> Extrait du texte:
RENCONTRE AVEC SOUHEILA YACOUB– « Je veux oser m’amuser, quitte à me tromper »
© GIFF 2024 - Mei Fa Tan
L’actrice a squatté tous les grands écrans en 2024, entre projets français (Planète B, Les Femmes au balcon) et américains (Dune). Née à Genève, où nous l’avons rencontrée en marge du festival du film international, la franco-suisse nous a parlé de sa vision du jeu et son goût du risque.
Vous êtes à l’affiche coup sur coup des Femmes au Balcon, une comédie noire féministe de Noémie Merlant, et Planète B, une science-fiction d’Aude-Léa Rapin. Deux films très différents, deux rôles qui n’ont rien à voir. Comment les choisissez-vous ?

> À faire: Recopiez tel quel tout ce qui va de « RENCONTRE AVEC SOUHEILA » jusqu'à « les choisissez-vous ? » dans l'entretien avec Souheila Yacoub. Ce matériel provient d'une autre source.

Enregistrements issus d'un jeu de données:
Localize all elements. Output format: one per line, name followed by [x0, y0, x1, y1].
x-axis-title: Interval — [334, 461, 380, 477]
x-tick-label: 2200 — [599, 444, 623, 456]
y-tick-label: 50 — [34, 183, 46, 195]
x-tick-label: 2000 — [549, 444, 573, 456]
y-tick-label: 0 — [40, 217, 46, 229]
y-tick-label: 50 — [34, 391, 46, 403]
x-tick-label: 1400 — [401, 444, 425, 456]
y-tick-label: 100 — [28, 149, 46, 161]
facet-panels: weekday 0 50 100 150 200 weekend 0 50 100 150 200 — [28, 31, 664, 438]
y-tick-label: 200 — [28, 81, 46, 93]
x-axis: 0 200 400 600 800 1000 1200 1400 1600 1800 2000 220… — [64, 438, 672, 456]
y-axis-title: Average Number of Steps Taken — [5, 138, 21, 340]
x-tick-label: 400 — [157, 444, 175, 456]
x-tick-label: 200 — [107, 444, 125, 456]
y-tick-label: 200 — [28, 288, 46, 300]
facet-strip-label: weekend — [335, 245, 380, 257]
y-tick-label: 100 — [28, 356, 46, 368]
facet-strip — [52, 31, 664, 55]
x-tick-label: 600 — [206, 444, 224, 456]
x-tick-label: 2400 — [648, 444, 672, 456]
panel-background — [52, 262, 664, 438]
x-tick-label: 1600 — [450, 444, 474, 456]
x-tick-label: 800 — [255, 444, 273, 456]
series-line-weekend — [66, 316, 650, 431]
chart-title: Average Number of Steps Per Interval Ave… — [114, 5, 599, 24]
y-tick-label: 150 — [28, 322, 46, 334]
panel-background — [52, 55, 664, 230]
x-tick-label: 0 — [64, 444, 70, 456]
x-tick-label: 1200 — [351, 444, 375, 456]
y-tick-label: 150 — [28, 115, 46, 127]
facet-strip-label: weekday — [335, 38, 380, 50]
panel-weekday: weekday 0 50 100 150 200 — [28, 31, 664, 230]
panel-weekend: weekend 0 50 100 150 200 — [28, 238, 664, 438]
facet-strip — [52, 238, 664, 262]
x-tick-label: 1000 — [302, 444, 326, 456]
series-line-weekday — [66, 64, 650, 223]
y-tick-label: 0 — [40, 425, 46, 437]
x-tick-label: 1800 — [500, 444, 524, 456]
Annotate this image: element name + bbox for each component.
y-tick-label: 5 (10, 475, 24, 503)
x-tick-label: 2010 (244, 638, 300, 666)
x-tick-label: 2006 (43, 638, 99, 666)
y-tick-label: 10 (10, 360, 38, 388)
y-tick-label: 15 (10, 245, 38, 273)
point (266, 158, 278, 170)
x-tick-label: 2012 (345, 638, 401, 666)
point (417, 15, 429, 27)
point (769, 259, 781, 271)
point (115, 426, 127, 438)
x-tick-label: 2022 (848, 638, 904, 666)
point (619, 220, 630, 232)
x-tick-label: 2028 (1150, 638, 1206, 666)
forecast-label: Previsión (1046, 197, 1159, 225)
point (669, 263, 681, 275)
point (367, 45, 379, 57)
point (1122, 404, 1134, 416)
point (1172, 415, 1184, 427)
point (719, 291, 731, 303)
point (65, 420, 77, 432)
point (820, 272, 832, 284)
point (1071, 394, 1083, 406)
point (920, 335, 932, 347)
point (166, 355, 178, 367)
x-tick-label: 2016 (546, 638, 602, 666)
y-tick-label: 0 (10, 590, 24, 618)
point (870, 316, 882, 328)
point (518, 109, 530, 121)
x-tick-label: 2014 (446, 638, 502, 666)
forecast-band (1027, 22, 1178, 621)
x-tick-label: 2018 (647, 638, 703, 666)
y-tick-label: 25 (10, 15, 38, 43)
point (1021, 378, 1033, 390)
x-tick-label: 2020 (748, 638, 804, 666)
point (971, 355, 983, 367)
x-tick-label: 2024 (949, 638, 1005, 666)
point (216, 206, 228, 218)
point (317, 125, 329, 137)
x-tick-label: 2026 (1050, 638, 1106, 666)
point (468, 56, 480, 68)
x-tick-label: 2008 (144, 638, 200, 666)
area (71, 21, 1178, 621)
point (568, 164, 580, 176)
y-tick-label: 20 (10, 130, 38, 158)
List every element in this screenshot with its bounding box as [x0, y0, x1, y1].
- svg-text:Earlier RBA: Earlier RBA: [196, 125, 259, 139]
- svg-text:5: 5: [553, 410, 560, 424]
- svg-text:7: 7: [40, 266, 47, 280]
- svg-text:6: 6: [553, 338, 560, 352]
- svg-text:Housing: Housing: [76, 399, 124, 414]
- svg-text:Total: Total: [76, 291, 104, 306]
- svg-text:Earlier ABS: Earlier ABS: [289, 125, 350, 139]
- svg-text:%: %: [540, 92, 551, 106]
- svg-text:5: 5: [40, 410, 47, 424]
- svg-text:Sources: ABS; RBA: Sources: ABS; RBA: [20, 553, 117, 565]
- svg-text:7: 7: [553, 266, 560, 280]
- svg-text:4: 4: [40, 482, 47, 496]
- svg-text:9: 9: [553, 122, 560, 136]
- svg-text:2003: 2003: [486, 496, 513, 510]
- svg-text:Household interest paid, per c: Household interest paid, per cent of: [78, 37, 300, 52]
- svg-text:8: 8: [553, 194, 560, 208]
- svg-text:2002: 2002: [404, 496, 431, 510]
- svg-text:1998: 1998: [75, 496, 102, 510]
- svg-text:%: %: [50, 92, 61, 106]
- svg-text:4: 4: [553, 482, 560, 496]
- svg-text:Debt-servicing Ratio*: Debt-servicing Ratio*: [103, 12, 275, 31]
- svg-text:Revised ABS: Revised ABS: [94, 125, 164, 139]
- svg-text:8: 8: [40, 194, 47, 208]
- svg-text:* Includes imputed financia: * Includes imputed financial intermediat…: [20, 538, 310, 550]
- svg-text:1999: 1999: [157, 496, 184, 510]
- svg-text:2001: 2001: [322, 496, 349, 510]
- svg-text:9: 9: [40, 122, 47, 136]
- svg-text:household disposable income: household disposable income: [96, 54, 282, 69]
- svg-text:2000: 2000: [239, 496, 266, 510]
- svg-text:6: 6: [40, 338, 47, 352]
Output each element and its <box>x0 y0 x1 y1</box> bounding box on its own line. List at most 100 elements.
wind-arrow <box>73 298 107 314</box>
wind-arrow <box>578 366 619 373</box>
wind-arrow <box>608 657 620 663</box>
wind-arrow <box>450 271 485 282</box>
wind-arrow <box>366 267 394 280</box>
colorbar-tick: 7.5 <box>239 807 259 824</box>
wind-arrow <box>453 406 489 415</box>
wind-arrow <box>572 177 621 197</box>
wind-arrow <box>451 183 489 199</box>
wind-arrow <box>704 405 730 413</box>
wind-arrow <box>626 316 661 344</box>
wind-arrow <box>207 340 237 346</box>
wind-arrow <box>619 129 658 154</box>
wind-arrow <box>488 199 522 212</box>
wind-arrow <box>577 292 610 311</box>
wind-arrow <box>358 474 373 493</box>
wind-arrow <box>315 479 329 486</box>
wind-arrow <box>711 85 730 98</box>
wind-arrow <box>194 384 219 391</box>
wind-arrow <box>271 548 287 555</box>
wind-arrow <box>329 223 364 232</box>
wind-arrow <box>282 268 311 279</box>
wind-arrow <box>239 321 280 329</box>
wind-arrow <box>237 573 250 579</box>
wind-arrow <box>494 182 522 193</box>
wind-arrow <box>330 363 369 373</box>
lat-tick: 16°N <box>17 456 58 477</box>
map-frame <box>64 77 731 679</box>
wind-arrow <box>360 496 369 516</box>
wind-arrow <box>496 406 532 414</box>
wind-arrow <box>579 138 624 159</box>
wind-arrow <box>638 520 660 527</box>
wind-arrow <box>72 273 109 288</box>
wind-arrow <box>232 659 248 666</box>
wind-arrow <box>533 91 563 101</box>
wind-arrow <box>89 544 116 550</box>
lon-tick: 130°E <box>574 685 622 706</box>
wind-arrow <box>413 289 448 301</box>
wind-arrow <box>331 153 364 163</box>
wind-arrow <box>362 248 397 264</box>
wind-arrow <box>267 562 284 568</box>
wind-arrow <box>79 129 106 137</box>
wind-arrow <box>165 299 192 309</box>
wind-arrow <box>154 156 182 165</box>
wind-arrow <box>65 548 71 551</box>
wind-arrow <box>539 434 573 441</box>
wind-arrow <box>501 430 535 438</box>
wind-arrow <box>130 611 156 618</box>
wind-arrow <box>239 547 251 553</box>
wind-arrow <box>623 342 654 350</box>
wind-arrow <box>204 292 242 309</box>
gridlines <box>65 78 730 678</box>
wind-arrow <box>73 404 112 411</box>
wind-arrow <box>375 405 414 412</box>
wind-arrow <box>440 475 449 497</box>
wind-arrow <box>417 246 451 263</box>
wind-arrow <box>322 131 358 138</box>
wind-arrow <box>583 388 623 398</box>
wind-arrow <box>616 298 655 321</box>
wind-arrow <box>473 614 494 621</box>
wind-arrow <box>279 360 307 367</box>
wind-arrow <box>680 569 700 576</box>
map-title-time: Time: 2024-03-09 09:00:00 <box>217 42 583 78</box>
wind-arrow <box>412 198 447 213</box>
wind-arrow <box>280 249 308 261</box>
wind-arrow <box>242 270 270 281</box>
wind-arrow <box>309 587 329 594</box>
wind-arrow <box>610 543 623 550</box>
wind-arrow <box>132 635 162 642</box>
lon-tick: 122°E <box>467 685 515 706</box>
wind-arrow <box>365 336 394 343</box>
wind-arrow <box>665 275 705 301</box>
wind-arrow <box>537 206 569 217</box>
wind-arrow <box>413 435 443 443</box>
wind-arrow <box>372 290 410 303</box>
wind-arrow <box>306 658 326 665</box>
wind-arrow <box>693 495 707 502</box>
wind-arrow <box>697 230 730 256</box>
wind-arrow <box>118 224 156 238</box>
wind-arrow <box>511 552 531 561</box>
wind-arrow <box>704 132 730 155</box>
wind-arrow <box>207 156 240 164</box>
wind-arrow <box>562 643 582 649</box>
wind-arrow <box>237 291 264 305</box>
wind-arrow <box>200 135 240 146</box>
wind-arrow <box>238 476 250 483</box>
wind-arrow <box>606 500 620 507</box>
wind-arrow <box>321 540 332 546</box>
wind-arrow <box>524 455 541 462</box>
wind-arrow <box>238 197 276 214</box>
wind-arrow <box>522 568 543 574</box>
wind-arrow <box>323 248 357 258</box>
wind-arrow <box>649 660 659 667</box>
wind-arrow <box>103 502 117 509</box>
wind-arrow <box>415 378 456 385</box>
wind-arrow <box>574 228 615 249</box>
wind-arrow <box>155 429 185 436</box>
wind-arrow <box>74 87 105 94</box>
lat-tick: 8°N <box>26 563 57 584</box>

> Réponse correcte:
RENCONTRE AVEC SOUHEILA YACOUB– « Je veux oser m’amuser, quitte à me tromper »
© GIFF 2024 - Mei Fa Tan
L’actrice a squatté tous les grands écrans en 2024, entre projets français (Planète B, Les Femmes au balcon) et américains (Dune). Née à Genève, où nous l’avons rencontrée en marge du festival du film international, la franco-suisse nous a parlé de sa vision du jeu et son goût du risque.
Vous êtes à l’affiche coup sur coup des Femmes au Balcon, une comédie noire féministe de Noémie Merlant, et Planète B, une science-fiction d’Aude-Léa Rapin. Deux films très différents, deux rôles qui n’ont rien à voir. Comment les choisissez-vous ?